● **What is required**
Wherever the string "proteine" turns up in the data, copy the whole line.

···

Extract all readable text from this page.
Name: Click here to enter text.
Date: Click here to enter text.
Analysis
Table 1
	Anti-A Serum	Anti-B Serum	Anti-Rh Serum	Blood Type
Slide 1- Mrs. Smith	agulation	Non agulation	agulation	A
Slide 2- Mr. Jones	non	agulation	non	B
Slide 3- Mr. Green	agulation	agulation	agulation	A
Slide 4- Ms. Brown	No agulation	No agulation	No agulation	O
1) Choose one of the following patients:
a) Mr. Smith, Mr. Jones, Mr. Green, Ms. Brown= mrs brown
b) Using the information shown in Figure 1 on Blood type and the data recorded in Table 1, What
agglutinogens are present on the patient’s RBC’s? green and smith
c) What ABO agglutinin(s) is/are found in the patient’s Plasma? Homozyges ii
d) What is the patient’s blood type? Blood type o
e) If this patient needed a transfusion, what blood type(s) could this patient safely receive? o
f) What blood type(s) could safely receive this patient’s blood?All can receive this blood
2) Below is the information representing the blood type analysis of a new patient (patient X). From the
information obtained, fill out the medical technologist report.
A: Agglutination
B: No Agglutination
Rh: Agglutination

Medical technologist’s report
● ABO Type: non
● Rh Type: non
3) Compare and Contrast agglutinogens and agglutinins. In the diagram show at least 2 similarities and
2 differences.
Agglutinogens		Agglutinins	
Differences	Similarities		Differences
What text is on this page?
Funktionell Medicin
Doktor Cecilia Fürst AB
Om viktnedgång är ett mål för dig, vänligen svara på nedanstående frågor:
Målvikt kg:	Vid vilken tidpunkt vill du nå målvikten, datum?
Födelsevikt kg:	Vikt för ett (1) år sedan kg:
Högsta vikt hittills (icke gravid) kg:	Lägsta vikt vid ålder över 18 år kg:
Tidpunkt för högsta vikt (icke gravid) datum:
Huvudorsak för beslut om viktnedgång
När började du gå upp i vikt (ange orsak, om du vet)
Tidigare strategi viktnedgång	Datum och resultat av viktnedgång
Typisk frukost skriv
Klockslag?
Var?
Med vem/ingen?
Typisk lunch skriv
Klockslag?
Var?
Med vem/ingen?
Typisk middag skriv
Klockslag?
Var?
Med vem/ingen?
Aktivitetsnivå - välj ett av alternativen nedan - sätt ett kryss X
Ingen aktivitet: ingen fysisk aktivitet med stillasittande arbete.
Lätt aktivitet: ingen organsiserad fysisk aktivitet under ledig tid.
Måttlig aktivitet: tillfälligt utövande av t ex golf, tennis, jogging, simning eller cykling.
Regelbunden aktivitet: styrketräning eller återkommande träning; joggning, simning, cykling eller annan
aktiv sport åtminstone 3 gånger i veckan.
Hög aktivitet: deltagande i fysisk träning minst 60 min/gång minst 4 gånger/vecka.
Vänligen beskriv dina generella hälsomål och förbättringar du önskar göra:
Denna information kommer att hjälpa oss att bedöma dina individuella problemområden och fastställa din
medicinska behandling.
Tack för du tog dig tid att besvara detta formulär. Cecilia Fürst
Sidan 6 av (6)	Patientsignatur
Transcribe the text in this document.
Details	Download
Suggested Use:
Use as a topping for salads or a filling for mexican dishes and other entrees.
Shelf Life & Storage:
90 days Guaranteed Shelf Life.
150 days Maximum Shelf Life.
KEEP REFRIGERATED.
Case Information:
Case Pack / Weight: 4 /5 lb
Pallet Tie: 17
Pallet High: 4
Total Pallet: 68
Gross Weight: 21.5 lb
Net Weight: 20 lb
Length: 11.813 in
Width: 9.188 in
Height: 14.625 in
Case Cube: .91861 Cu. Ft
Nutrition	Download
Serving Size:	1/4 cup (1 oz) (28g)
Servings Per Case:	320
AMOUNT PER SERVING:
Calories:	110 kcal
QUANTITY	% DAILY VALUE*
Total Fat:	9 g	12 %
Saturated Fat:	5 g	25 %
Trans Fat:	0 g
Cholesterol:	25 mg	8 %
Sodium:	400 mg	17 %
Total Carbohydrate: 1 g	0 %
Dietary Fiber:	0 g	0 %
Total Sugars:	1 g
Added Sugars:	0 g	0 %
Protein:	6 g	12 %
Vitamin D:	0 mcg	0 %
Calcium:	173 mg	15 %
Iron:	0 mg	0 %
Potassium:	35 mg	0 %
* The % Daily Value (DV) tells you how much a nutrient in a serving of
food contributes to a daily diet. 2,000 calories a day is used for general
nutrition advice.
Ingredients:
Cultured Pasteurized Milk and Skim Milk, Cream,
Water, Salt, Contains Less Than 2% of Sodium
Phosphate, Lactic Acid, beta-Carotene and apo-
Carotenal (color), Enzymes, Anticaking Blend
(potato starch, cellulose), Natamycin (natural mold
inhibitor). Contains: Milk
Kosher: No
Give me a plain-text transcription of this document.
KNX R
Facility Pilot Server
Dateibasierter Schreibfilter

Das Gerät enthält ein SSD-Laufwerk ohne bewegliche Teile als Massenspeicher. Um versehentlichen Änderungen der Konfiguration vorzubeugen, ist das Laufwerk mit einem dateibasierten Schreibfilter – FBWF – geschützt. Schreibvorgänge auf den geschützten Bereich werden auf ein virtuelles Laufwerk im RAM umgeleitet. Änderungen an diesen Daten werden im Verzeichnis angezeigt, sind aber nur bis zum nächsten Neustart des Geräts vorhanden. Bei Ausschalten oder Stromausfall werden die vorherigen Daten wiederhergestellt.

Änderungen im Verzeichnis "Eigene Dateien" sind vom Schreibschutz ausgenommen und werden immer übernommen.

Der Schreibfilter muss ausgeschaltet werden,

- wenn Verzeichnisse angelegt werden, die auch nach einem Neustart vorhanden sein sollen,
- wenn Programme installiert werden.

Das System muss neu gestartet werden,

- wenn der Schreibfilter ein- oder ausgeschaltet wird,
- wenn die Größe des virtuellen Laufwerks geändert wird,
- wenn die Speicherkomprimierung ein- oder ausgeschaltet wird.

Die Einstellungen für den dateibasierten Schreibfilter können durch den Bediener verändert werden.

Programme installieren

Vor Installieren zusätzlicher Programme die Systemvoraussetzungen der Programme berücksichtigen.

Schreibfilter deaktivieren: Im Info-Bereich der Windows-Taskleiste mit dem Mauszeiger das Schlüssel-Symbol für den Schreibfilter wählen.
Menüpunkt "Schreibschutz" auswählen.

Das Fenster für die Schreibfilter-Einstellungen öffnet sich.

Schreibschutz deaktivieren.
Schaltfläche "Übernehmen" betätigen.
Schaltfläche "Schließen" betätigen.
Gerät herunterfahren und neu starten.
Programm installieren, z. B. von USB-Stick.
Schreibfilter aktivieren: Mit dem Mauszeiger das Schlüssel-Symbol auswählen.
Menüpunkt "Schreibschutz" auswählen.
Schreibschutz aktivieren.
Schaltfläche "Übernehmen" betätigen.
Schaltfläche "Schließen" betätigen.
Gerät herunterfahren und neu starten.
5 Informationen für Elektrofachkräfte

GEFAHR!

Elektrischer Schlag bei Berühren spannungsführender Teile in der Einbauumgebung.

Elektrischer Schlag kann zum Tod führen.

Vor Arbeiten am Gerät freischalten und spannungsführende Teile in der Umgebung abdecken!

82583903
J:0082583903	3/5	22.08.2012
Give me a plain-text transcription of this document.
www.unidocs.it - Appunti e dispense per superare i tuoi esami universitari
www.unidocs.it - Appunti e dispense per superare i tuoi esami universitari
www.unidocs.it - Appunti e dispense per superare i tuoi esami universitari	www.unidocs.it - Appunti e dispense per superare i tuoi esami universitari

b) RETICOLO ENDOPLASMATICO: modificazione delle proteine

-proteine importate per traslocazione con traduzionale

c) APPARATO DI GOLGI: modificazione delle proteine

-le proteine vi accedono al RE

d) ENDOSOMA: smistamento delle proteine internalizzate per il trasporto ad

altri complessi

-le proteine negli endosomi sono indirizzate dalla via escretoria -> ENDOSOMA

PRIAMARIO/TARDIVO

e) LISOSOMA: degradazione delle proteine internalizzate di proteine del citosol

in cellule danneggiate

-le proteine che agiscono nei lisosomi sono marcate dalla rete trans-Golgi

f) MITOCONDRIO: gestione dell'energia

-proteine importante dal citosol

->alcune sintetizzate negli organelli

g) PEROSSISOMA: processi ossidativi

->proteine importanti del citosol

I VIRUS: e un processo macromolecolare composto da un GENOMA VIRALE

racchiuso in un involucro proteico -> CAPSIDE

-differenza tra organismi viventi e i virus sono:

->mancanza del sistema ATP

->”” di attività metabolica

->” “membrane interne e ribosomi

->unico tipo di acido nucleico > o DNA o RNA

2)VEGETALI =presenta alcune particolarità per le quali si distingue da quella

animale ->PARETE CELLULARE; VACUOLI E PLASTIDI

···

● **Response to the exercise**
b) RETICOLO ENDOPLASMATICO: modificazione delle proteine
-proteine importate per traslocazione con traduzionale
c) APPARATO DI GOLGI: modificazione delle proteine
-le proteine vi accedono al RE
d) ENDOSOMA: smistamento delle proteine internalizzate per il trasporto ad
-le proteine negli endosomi sono indirizzate dalla via escretoria -> ENDOSOMA
e) LISOSOMA: degradazione delle proteine internalizzate di proteine del citosol
-le proteine che agiscono nei lisosomi sono marcate dalla rete trans-Golgi
-proteine importante dal citosol
->proteine importanti del citosol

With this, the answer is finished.